In der echoplanaren Bildgebung fiel eine Diffusionsstörung in den Basalganglien und
im Kortex beidseits auf (Abb. [4]), welche als Zeichen einer diffusen Hypoxie gewertet wurde. Das Kind verstarb 2
Tage nach der MR-Untersuchung. Eine Obduktion wurde nicht durchgeführt.
Diskussion
Die Rhombencephalosynapsis ist eine sehr seltene komplexe Malformation in der hinteren
Schädelgrube. In der Literatur sind bisher 39 Fälle beschrieben (Montull C et al.,
Neuroradiology 2000; 42: 52; Sener R. N. Comput Med Imaging Graph 2000; 24 (4): 277).
Die Rhombencephalosynapsis ist charakterisiert durch eine Apposition bzw. Fusion der
Nuclei dentati und eine Fusion der Kleinhirnhemisphären. Durch Agenesie bzw. Hypogenesie
des Wurmes und das Fehlen des Nodulus entsteht eine Tränenform des 4. Ventrikels.
Weiterhin werden in variabler Ausprägung eine Fusion der Pedunculi cerebellares mediales
sowie der Colliculi sup. et inf., Heterotopien der grauen Substanz, eine Stenose oder
Atresie des Aquaeductus cerebri und eine Hypo- oder Aplasie der Nuclei olivares inferiores
beschrieben (Barkovich A. J. Pediatric Neuroimaging. 3rd ed. New York, Raven Press 2000: 346 f; Montull C et al., Neuroradiology 2000; 42:
52).

▶ _DATENAUSZÜGE_
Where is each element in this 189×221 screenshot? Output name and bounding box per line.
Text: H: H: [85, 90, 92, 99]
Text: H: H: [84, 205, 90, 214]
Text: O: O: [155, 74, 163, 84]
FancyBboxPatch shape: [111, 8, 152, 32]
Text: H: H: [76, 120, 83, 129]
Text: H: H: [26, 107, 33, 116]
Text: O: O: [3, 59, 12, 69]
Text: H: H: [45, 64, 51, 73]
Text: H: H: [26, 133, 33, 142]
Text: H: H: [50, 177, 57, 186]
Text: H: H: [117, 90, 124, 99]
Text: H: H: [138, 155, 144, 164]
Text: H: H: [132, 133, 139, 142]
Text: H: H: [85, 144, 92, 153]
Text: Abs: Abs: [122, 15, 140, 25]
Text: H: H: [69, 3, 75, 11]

▶ _PFLICHTAUFGABEN_
1. Übersetze den Satz „Eine Obduktion wurde nicht durchgeführt." aus dem Übungstext ins Englische.
2. Schreibe den Abschnitt des Übungstexts, der mit den Worten „In der echoplanaren" beginnt und mit „wurde nicht durchgeführt." endet, noch einmal und tausche dabei „MR-Untersuchung" gegen „MRT-Untersuchung" aus.
Die Einträge haben mit dem Übungstext nichts zu tun.

▶ _ANTWORTEN JE AUFGABE_
1. No autopsy was performed.

2.
In der echoplanaren Bildgebung fiel eine Diffusionsstörung in den Basalganglien und
im Kortex beidseits auf (Abb. [4]), welche als Zeichen einer diffusen Hypoxie gewertet wurde. Das Kind verstarb 2
Tage nach der MRT-Untersuchung. Eine Obduktion wurde nicht durchgeführt.